+++ SUPPLIED MATERIAL
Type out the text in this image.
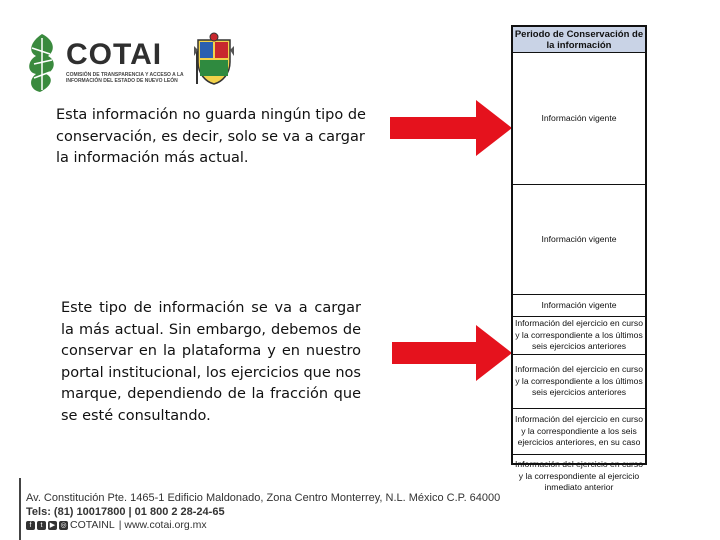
COTAI
COMISIÓN DE TRANSPARENCIA Y ACCESO A LA INFORMACIÓN DEL ESTADO DE NUEVO LEÓN
Esta información no guarda ningún tipo de conservación, es decir, solo se va a cargar la información más actual.
Este tipo de información se va a cargar la más actual. Sin embargo, debemos de conservar en la plataforma y en nuestro portal institucional, los ejercicios que nos marque, dependiendo de la fracción que se esté consultando.
Periodo de Conservación de la información
Información vigente
Información vigente
Información vigente
Información del ejercicio en curso y la correspondiente a los últimos seis ejercicios anteriores
Información del ejercicio en curso y la correspondiente a los últimos seis ejercicios anteriores
Información del ejercicio en curso y la correspondiente a los seis ejercicios anteriores, en su caso
Información del ejercicio en curso y la correspondiente al ejercicio inmediato anterior
Av. Constitución Pte. 1465-1 Edificio Maldonado, Zona Centro Monterrey, N.L. México C.P. 64000
Tels: (81) 10017800 | 01 800 2 28-24-65
f	t	▶ ◎ COTAINL | www.cotai.org.mx
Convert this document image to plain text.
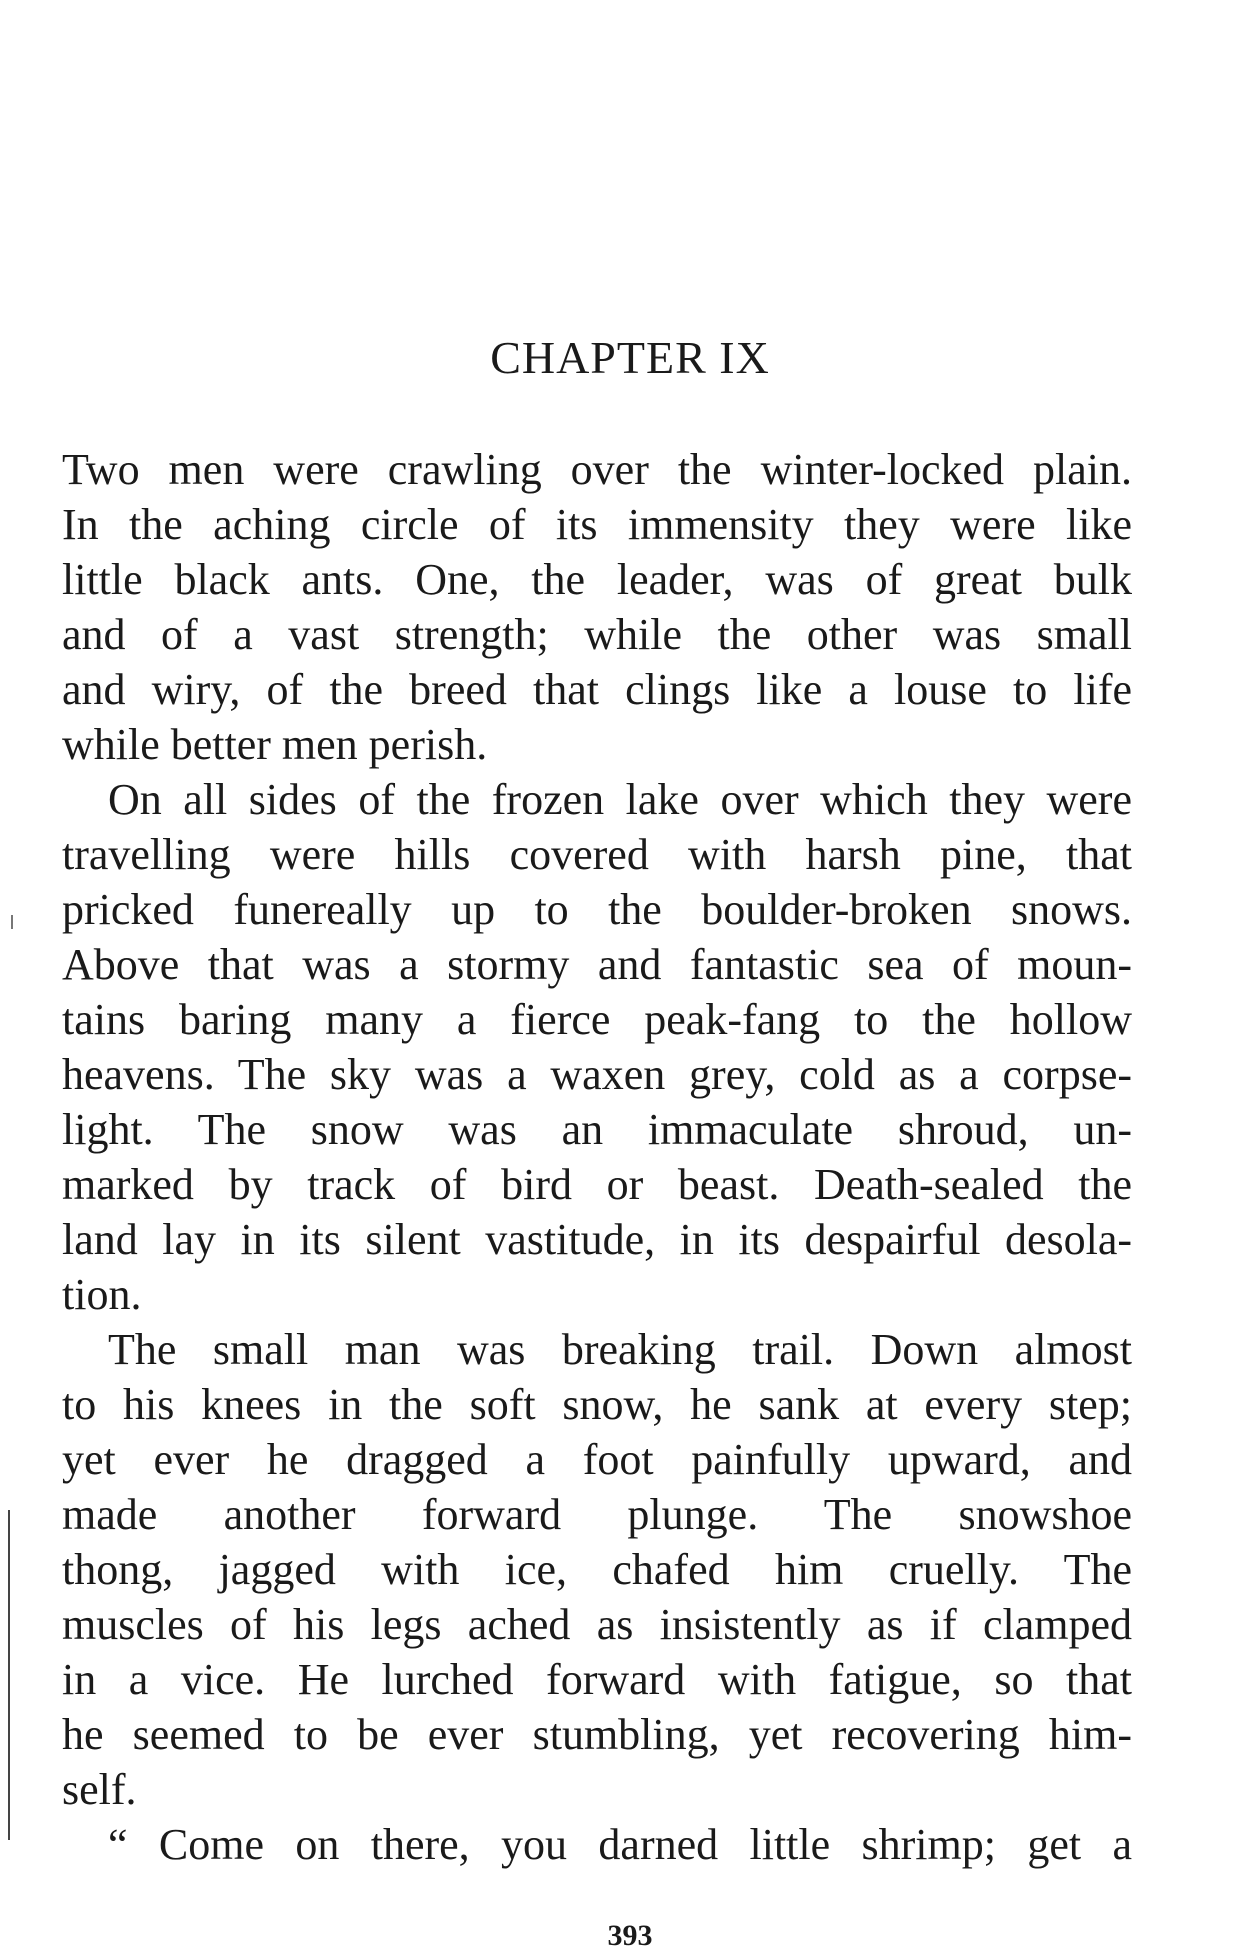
CHAPTER IX
Two men were crawling over the winter-locked plain.
In the aching circle of its immensity they were like
little black ants. One, the leader, was of great bulk
and of a vast strength; while the other was small
and wiry, of the breed that clings like a louse to life
while better men perish.
On all sides of the frozen lake over which they were
travelling were hills covered with harsh pine, that
pricked funereally up to the boulder-broken snows.
Above that was a stormy and fantastic sea of moun-
tains baring many a fierce peak-fang to the hollow
heavens. The sky was a waxen grey, cold as a corpse-
light. The snow was an immaculate shroud, un-
marked by track of bird or beast. Death-sealed the
land lay in its silent vastitude, in its despairful desola-
tion.
The small man was breaking trail. Down almost
to his knees in the soft snow, he sank at every step;
yet ever he dragged a foot painfully upward, and
made another forward plunge. The snowshoe
thong, jagged with ice, chafed him cruelly. The
muscles of his legs ached as insistently as if clamped
in a vice. He lurched forward with fatigue, so that
he seemed to be ever stumbling, yet recovering him-
self.
“ Come on there, you darned little shrimp; get a
393
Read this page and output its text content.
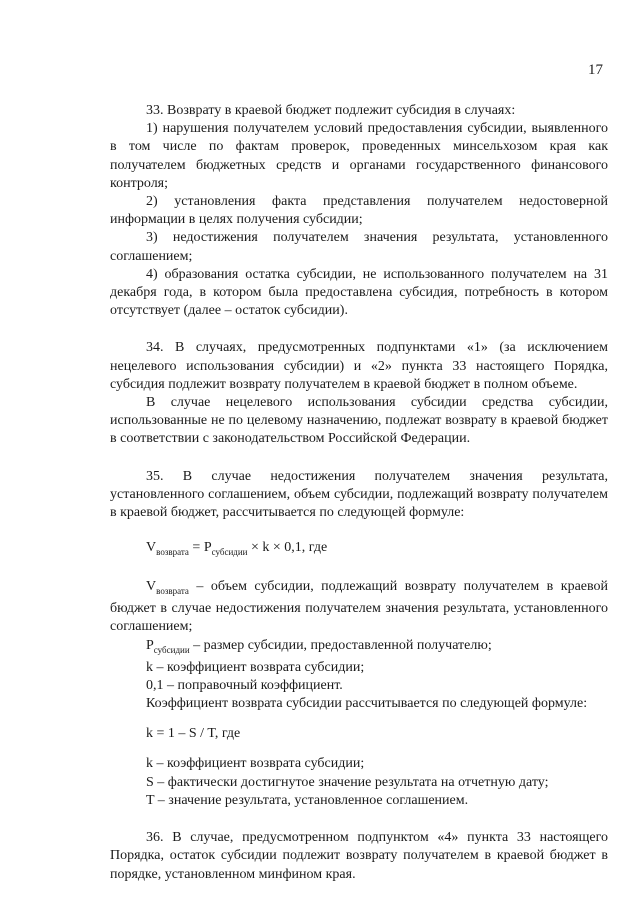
17

33. Возврату в краевой бюджет подлежит субсидия в случаях:

1) нарушения получателем условий предоставления субсидии, выявленного в том числе по фактам проверок, проведенных минсельхозом края как получателем бюджетных средств и органами государственного финансового контроля;

2) установления факта представления получателем недостоверной информации в целях получения субсидии;

3) недостижения получателем значения результата, установленного соглашением;

4) образования остатка субсидии, не использованного получателем на 31 декабря года, в котором была предоставлена субсидия, потребность в котором отсутствует (далее – остаток субсидии).

34. В случаях, предусмотренных подпунктами «1» (за исключением нецелевого использования субсидии) и «2» пункта 33 настоящего Порядка, субсидия подлежит возврату получателем в краевой бюджет в полном объеме.

В случае нецелевого использования субсидии средства субсидии, использованные не по целевому назначению, подлежат возврату в краевой бюджет в соответствии с законодательством Российской Федерации.

35. В случае недостижения получателем значения результата, установленного соглашением, объем субсидии, подлежащий возврату получателем в краевой бюджет, рассчитывается по следующей формуле:

$V_{возврата} = P_{субсидии} \times k \times 0,1$, где

$V_{возврата}$ – объем субсидии, подлежащий возврату получателем в краевой бюджет в случае недостижения получателем значения результата, установленного соглашением;

$P_{субсидии}$ – размер субсидии, предоставленной получателю;

k – коэффициент возврата субсидии;

0,1 – поправочный коэффициент.

Коэффициент возврата субсидии рассчитывается по следующей формуле:

k = 1 – S / T, где

k – коэффициент возврата субсидии;

S – фактически достигнутое значение результата на отчетную дату;

T – значение результата, установленное соглашением.

36. В случае, предусмотренном подпунктом «4» пункта 33 настоящего Порядка, остаток субсидии подлежит возврату получателем в краевой бюджет в порядке, установленном минфином края.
++++++
INSTRUCTIONS TO FOLLOW:
Copy every line above in which the string "image" shows up.

THE REPLY:
Type out the text in this image.
Convert this document image to plain text.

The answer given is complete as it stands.